DATA EXCERPTS ▸
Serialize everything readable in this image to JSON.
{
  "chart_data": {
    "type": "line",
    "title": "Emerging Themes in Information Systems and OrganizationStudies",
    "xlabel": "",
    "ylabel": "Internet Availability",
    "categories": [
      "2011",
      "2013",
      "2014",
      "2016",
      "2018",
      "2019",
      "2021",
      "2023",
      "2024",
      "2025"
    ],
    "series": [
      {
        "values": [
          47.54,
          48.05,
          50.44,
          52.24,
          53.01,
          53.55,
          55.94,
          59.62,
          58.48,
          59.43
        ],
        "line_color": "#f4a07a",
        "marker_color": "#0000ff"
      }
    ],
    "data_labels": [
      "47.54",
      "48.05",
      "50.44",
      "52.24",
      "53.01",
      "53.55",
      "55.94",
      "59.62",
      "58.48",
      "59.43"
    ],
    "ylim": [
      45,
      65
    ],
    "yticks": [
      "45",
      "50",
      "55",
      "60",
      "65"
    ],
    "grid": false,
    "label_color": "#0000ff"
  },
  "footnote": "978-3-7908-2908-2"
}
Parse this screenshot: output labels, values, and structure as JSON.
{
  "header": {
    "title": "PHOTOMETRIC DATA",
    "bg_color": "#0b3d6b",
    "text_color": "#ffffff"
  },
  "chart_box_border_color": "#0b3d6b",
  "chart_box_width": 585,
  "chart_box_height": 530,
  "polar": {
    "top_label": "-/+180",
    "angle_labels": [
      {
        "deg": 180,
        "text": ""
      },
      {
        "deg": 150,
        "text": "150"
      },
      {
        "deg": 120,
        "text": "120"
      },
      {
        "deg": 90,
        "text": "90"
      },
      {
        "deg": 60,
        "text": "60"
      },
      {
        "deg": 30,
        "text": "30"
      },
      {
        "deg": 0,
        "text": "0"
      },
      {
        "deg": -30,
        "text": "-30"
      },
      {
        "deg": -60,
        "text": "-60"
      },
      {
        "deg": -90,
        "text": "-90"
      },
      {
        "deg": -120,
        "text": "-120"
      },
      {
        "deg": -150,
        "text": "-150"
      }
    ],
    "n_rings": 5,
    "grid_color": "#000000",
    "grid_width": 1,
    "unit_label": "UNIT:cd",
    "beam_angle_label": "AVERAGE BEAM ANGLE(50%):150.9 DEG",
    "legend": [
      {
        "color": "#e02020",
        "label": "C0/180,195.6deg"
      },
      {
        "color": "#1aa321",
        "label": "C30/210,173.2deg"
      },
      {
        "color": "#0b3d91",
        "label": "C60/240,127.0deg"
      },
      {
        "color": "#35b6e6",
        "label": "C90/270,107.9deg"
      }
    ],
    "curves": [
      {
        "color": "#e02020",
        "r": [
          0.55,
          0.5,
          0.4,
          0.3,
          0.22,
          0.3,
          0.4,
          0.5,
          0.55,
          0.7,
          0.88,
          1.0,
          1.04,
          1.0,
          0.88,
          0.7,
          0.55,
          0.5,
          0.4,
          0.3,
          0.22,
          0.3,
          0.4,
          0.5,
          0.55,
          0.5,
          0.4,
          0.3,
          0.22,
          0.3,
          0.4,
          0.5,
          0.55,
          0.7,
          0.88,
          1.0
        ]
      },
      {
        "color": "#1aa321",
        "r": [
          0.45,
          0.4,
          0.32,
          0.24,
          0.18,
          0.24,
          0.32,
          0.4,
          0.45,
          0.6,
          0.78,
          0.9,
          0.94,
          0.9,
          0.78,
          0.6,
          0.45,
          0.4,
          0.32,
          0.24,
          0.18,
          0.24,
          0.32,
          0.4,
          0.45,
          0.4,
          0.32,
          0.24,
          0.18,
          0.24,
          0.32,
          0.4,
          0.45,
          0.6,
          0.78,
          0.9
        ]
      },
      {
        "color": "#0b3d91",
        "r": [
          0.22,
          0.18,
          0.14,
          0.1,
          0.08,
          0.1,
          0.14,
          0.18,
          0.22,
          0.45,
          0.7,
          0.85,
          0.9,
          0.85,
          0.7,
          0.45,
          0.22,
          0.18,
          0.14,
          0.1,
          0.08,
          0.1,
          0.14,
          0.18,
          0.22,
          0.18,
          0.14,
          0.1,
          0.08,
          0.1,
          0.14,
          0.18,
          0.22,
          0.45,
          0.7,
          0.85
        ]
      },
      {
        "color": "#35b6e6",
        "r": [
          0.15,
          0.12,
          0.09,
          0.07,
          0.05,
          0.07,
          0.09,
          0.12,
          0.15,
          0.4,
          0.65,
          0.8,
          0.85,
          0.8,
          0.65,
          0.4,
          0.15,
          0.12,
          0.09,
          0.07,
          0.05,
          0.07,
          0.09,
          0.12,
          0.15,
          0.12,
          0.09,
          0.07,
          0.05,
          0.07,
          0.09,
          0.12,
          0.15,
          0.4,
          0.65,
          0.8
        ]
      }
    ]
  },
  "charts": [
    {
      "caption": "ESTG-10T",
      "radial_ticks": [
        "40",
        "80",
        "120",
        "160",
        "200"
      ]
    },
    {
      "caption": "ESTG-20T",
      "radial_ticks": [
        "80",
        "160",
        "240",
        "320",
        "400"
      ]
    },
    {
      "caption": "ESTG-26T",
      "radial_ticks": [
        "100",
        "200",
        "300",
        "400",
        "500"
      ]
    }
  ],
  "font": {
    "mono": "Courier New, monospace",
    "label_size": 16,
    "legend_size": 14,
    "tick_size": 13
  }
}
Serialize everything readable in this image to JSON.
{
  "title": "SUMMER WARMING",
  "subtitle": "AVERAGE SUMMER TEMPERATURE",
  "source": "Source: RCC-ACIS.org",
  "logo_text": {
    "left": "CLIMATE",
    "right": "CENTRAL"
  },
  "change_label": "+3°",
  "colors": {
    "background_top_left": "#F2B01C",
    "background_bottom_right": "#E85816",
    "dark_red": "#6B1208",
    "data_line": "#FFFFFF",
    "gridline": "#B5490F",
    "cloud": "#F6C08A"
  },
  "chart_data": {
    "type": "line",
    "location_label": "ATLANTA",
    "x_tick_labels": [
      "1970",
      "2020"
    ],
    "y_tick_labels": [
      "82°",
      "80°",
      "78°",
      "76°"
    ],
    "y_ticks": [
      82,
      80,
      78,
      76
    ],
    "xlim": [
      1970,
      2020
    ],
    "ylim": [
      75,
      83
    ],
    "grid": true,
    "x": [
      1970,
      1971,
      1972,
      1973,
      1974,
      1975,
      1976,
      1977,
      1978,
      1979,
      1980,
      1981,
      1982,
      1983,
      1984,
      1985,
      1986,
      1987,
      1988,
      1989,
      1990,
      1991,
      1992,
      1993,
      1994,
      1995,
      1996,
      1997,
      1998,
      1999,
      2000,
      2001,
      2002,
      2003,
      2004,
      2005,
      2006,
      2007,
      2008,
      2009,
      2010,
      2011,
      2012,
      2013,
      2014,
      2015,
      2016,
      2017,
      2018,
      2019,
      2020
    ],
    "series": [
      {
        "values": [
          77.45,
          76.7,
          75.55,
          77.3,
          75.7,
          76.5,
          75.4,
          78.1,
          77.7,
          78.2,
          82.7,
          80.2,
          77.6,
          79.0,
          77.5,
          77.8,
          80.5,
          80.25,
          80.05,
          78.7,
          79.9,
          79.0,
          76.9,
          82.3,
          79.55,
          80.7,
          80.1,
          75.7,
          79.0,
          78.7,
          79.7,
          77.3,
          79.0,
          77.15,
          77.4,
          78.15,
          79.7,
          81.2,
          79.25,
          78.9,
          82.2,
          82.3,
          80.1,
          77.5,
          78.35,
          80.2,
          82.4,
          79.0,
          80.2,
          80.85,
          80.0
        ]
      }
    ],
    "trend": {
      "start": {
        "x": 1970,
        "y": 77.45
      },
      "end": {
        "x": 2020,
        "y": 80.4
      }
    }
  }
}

AIM ▸
Your task is to collect every line above that contains the word "ESTG".

CORRECT OUTPUT ▸
      "caption": "ESTG-10T",
      "caption": "ESTG-20T",
      "caption": "ESTG-26T",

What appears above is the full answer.